>> Begin
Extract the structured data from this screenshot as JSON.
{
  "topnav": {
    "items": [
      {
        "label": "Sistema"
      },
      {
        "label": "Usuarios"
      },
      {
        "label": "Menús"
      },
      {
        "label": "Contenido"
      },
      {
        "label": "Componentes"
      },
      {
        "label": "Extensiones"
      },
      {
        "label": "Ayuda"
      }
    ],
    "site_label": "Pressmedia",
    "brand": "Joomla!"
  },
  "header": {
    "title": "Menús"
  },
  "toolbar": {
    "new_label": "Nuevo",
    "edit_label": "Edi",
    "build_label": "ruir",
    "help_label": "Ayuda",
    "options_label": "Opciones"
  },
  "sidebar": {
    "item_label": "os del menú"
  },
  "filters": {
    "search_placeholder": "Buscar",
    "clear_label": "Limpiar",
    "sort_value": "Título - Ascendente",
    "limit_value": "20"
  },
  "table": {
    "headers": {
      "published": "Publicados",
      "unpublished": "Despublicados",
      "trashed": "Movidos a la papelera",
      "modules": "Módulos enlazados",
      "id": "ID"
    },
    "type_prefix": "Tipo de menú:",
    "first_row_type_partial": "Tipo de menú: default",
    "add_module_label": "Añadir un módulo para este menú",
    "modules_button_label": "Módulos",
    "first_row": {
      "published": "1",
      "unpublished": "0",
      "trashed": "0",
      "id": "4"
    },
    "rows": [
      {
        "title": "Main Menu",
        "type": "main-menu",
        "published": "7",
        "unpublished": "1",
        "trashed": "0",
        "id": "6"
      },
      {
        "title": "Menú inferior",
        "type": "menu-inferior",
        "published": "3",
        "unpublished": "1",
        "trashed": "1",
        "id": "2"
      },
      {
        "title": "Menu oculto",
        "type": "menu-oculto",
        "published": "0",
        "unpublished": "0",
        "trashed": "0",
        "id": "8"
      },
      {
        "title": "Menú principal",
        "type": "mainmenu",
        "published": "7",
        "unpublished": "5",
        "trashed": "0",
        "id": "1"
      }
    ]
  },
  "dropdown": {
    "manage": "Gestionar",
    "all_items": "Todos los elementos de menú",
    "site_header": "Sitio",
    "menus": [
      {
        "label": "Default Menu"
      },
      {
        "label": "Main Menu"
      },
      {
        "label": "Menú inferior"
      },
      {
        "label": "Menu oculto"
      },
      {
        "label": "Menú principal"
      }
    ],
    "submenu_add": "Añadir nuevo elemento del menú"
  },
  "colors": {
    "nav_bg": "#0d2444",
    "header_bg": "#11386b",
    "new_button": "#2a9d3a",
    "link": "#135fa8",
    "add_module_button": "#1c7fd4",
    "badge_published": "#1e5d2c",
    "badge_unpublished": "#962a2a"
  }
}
>> End
■ Task goal:
Pull every line containing the word "Módulos" out of the material and copy it.

■ Complete answer:
      "modules": "Módulos enlazados",
    "modules_button_label": "Módulos",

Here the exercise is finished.